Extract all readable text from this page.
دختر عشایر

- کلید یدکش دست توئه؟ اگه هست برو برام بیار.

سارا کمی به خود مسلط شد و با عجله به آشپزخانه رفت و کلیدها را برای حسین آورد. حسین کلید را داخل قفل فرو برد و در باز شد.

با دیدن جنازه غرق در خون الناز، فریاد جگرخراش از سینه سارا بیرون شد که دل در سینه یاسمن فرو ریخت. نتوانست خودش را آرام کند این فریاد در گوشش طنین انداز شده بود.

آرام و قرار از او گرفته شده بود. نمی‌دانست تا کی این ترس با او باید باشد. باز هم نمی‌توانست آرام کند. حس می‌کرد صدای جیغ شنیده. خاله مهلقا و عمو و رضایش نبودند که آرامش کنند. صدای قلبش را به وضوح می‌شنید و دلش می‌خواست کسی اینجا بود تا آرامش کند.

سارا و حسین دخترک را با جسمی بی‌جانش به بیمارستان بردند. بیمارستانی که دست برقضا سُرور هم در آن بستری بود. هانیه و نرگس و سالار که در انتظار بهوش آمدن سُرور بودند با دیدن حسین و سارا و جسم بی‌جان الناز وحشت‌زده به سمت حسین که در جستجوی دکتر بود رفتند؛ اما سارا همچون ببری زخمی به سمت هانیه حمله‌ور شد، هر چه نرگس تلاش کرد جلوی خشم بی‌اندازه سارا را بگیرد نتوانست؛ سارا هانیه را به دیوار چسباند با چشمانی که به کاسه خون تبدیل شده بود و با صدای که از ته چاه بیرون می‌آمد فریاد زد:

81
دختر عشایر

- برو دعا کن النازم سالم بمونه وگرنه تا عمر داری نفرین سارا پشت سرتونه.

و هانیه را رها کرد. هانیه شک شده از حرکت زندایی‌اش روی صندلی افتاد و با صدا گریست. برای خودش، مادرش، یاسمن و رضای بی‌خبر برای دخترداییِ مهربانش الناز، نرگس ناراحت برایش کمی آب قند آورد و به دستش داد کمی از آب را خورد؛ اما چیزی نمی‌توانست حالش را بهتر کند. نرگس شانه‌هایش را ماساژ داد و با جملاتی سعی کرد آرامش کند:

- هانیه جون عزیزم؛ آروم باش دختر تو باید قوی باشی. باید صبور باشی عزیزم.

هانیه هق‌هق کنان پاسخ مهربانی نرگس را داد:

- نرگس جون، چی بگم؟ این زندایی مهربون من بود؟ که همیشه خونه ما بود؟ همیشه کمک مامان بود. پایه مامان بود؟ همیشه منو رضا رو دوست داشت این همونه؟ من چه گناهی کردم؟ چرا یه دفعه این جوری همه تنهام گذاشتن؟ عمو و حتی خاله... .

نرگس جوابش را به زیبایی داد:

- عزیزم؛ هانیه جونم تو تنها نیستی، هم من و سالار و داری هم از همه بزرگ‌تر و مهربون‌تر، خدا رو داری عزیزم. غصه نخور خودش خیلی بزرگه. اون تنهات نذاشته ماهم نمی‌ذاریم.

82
----
> _EXERCISE PROMPT_: Write out the whole listing again. Match it word for word.

> _TASK SOLUTION_:
Extract all readable text from this page.
دختر عشایر

- کلید یدکش دست توئه؟ اگه هست برو برام بیار.

سارا کمی به خود مسلط شد و با عجله به آشپزخانه رفت و کلیدها را برای حسین آورد. حسین کلید را داخل قفل فرو برد و در باز شد.

با دیدن جنازه غرق در خون الناز، فریاد جگرخراش از سینه سارا بیرون شد که دل در سینه یاسمن فرو ریخت. نتوانست خودش را آرام کند این فریاد در گوشش طنین انداز شده بود.

آرام و قرار از او گرفته شده بود. نمی‌دانست تا کی این ترس با او باید باشد. باز هم نمی‌توانست آرام کند. حس می‌کرد صدای جیغ شنیده. خاله مهلقا و عمو و رضایش نبودند که آرامش کنند. صدای قلبش را به وضوح می‌شنید و دلش می‌خواست کسی اینجا بود تا آرامش کند.

سارا و حسین دخترک را با جسمی بی‌جانش به بیمارستان بردند. بیمارستانی که دست برقضا سُرور هم در آن بستری بود. هانیه و نرگس و سالار که در انتظار بهوش آمدن سُرور بودند با دیدن حسین و سارا و جسم بی‌جان الناز وحشت‌زده به سمت حسین که در جستجوی دکتر بود رفتند؛ اما سارا همچون ببری زخمی به سمت هانیه حمله‌ور شد، هر چه نرگس تلاش کرد جلوی خشم بی‌اندازه سارا را بگیرد نتوانست؛ سارا هانیه را به دیوار چسباند با چشمانی که به کاسه خون تبدیل شده بود و با صدای که از ته چاه بیرون می‌آمد فریاد زد:

81
دختر عشایر

- برو دعا کن النازم سالم بمونه وگرنه تا عمر داری نفرین سارا پشت سرتونه.

و هانیه را رها کرد. هانیه شک شده از حرکت زندایی‌اش روی صندلی افتاد و با صدا گریست. برای خودش، مادرش، یاسمن و رضای بی‌خبر برای دخترداییِ مهربانش الناز، نرگس ناراحت برایش کمی آب قند آورد و به دستش داد کمی از آب را خورد؛ اما چیزی نمی‌توانست حالش را بهتر کند. نرگس شانه‌هایش را ماساژ داد و با جملاتی سعی کرد آرامش کند:

- هانیه جون عزیزم؛ آروم باش دختر تو باید قوی باشی. باید صبور باشی عزیزم.

هانیه هق‌هق کنان پاسخ مهربانی نرگس را داد:

- نرگس جون، چی بگم؟ این زندایی مهربون من بود؟ که همیشه خونه ما بود؟ همیشه کمک مامان بود. پایه مامان بود؟ همیشه منو رضا رو دوست داشت این همونه؟ من چه گناهی کردم؟ چرا یه دفعه این جوری همه تنهام گذاشتن؟ عمو و حتی خاله... .

نرگس جوابش را به زیبایی داد:

- عزیزم؛ هانیه جونم تو تنها نیستی، هم من و سالار و داری هم از همه بزرگ‌تر و مهربون‌تر، خدا رو داری عزیزم. غصه نخور خودش خیلی بزرگه. اون تنهات نذاشته ماهم نمی‌ذاریم.

82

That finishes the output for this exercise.